■ EXERCISE AIM: Reproduce, character for character, the entries between the line containing "method-cell: EDSCm [9] [82,430,230,466]" and the line containing "hd1080p-cell: 33.22 [863,469,942,503]", with both of those lines included.

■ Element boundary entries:
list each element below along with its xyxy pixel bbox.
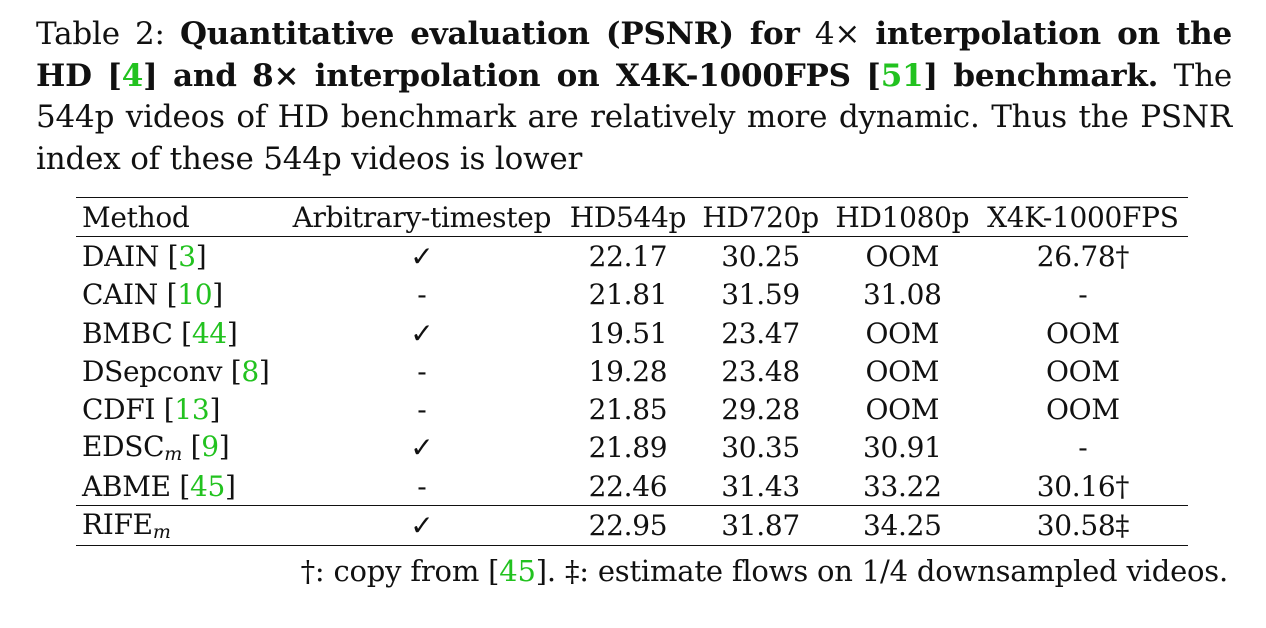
method-cell: EDSCm [9] [82,430,230,466]
hd720p-cell-best: 31.87 [721,509,800,543]
method-cell: RIFEm [76,506,282,545]
footnote-part-1: †: copy from [300,554,480,588]
hd720p-cell: 23.48 [721,354,800,388]
table-row-abme: ABME [45] - 22.46 31.43 33.22 30.16† [76,467,1188,506]
method-cell: CAIN [10] [82,278,223,312]
table-row-rife: RIFEm ✓ 22.95 31.87 34.25 30.58‡ [76,505,1188,546]
footnote-part-2: . ‡: estimate flows on 1/4 downsampled v… [546,554,1228,588]
hd720p-cell: 30.25 [721,239,800,273]
hd544p-cell: 21.85 [588,393,668,427]
caption-factor-8x: 8× [252,57,300,94]
table-row-dain: DAIN [3] ✓ 22.17 30.25 OOM 26.78† [76,237,1188,276]
method-cell: DSepconv [8] [82,354,270,388]
method-name: DAIN [82,239,160,273]
method-name: ABME [82,469,171,503]
arbitrary-cell: - [417,354,427,388]
citation-link[interactable]: 10 [177,278,213,312]
hd720p-cell: 31.59 [721,278,800,312]
arbitrary-cell: ✓ [410,316,434,350]
caption-title-part-e: benchmark. [953,57,1159,94]
hd544p-cell: 22.46 [588,469,668,503]
method-cell: BMBC [44] [82,316,238,350]
caption-title-part-a: Quantitative evaluation (PSNR) for [180,16,800,52]
method-cell: CDFI [13] [82,393,221,427]
citation-link-x4k[interactable]: 51 [880,57,924,94]
x4k-cell: OOM [1046,393,1120,427]
hd544p-cell: 19.28 [588,354,668,388]
hd1080p-cell: 30.91 [863,431,942,465]
header-method: Method [82,200,190,234]
hd720p-cell: 30.35 [721,431,800,465]
table-row-bmbc: BMBC [44] ✓ 19.51 23.47 OOM OOM [76,314,1188,352]
method-name: DSepconv [82,354,223,388]
hd544p-cell: 21.81 [588,278,668,312]
citation-link[interactable]: 45 [189,469,225,503]
hd544p-cell: 21.89 [588,431,668,465]
arbitrary-cell: ✓ [410,509,434,543]
header-hd720p: HD720p [702,200,819,234]
x4k-cell: 30.16† [1036,469,1130,503]
header-x4k-1000fps: X4K-1000FPS [987,200,1179,234]
hd1080p-cell: 33.22 [863,469,942,503]
citation-link[interactable]: 13 [174,393,210,427]
hd720p-cell: 29.28 [721,393,800,427]
hd720p-cell: 23.47 [721,316,800,350]
hd1080p-cell: OOM [865,316,940,350]
table-row-edsc: EDSCm [9] ✓ 21.89 30.35 30.91 - [76,429,1188,467]
caption-body: The 544p videos of HD benchmark are rela… [36,57,1233,177]
arbitrary-cell: ✓ [410,239,434,273]
table-row-cdfi: CDFI [13] - 21.85 29.28 OOM OOM [76,390,1188,428]
arbitrary-cell: - [417,469,427,503]
hd1080p-cell: 31.08 [863,278,942,312]
caption-title-part-b: interpolation on the HD [36,16,1233,94]
citation-link[interactable]: 8 [241,354,259,388]
x4k-cell: OOM [1046,316,1120,350]
x4k-cell: - [1078,278,1088,312]
table-footnote: †: copy from [45]. ‡: estimate flows on … [300,554,1229,588]
hd720p-cell: 31.43 [721,469,800,503]
table-header-row: Method Arbitrary-timestep HD544p HD720p … [76,197,1188,237]
method-subscript: m [152,521,171,544]
x4k-cell: 26.78† [1036,239,1130,273]
results-table: Method Arbitrary-timestep HD544p HD720p … [76,197,1188,546]
citation-link[interactable]: 9 [201,430,219,464]
x4k-cell: - [1078,431,1088,465]
hd1080p-cell: OOM [865,239,940,273]
table-caption: Table 2: Quantitative evaluation (PSNR) … [36,16,1233,177]
caption-title-part-d: interpolation on X4K-1000FPS [314,57,851,94]
caption-label: Table 2: [36,16,165,52]
caption-title-part-c: and [172,57,237,94]
table-row-cain: CAIN [10] - 21.81 31.59 31.08 - [76,276,1188,314]
hd544p-cell-best: 22.95 [588,509,668,543]
hd544p-cell: 22.17 [588,239,668,273]
citation-link[interactable]: 3 [178,239,196,273]
citation-link-footnote[interactable]: 45 [499,554,536,588]
method-cell: ABME [45] [82,469,236,503]
method-name: EDSC [82,430,165,464]
method-cell: DAIN [3] [82,239,207,273]
method-name: RIFE [82,508,153,542]
header-arbitrary-timestep: Arbitrary-timestep [292,200,552,234]
arbitrary-cell: ✓ [410,431,434,465]
method-name: CDFI [82,393,156,427]
hd1080p-cell: OOM [865,354,940,388]
citation-link[interactable]: 44 [191,316,227,350]
arbitrary-cell: - [417,278,427,312]
hd1080p-cell-best: 34.25 [863,509,942,543]
hd544p-cell: 19.51 [588,316,668,350]
header-hd1080p: HD1080p [835,200,970,234]
hd1080p-cell: OOM [865,393,940,427]
method-name: CAIN [82,278,159,312]
x4k-cell-best: 30.58‡ [1036,509,1130,543]
table-row-dsepconv: DSepconv [8] - 19.28 23.48 OOM OOM [76,352,1188,390]
method-name: BMBC [82,316,173,350]
method-subscript: m [164,443,183,466]
caption-factor-4x: 4× [814,16,861,52]
x4k-cell: OOM [1046,354,1120,388]
arbitrary-cell: - [417,393,427,427]
citation-link-hd[interactable]: 4 [121,57,144,94]
header-hd544p: HD544p [569,200,687,234]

■ CORRECT ANSWER:
method-cell: EDSCm [9] [82,430,230,466]
hd720p-cell-best: 31.87 [721,509,800,543]
method-cell: RIFEm [76,506,282,545]
footnote-part-1: †: copy from [300,554,480,588]
hd720p-cell: 23.48 [721,354,800,388]
table-row-abme: ABME [45] - 22.46 31.43 33.22 30.16† [76,467,1188,506]
method-cell: CAIN [10] [82,278,223,312]
table-row-rife: RIFEm ✓ 22.95 31.87 34.25 30.58‡ [76,505,1188,546]
footnote-part-2: . ‡: estimate flows on 1/4 downsampled v… [546,554,1228,588]
hd720p-cell: 30.25 [721,239,800,273]
hd544p-cell: 21.85 [588,393,668,427]
caption-factor-8x: 8× [252,57,300,94]
table-row-dain: DAIN [3] ✓ 22.17 30.25 OOM 26.78† [76,237,1188,276]
method-cell: DSepconv [8] [82,354,270,388]
method-name: DAIN [82,239,160,273]
method-name: ABME [82,469,171,503]
arbitrary-cell: - [417,354,427,388]
citation-link[interactable]: 10 [177,278,213,312]
hd720p-cell: 31.59 [721,278,800,312]
arbitrary-cell: ✓ [410,316,434,350]
caption-title-part-e: benchmark. [953,57,1159,94]
hd544p-cell: 22.46 [588,469,668,503]
method-cell: BMBC [44] [82,316,238,350]
caption-title-part-a: Quantitative evaluation (PSNR) for [180,16,800,52]
method-cell: CDFI [13] [82,393,221,427]
citation-link-x4k[interactable]: 51 [880,57,924,94]
x4k-cell: OOM [1046,393,1120,427]
hd544p-cell: 19.28 [588,354,668,388]
hd1080p-cell: 30.91 [863,431,942,465]
header-method: Method [82,200,190,234]
hd720p-cell: 30.35 [721,431,800,465]
table-row-bmbc: BMBC [44] ✓ 19.51 23.47 OOM OOM [76,314,1188,352]
method-name: DSepconv [82,354,223,388]
hd544p-cell: 21.81 [588,278,668,312]
citation-link[interactable]: 45 [189,469,225,503]
hd544p-cell: 21.89 [588,431,668,465]
arbitrary-cell: ✓ [410,509,434,543]
header-hd720p: HD720p [702,200,819,234]
x4k-cell: 30.16† [1036,469,1130,503]
header-x4k-1000fps: X4K-1000FPS [987,200,1179,234]
hd1080p-cell: 33.22 [863,469,942,503]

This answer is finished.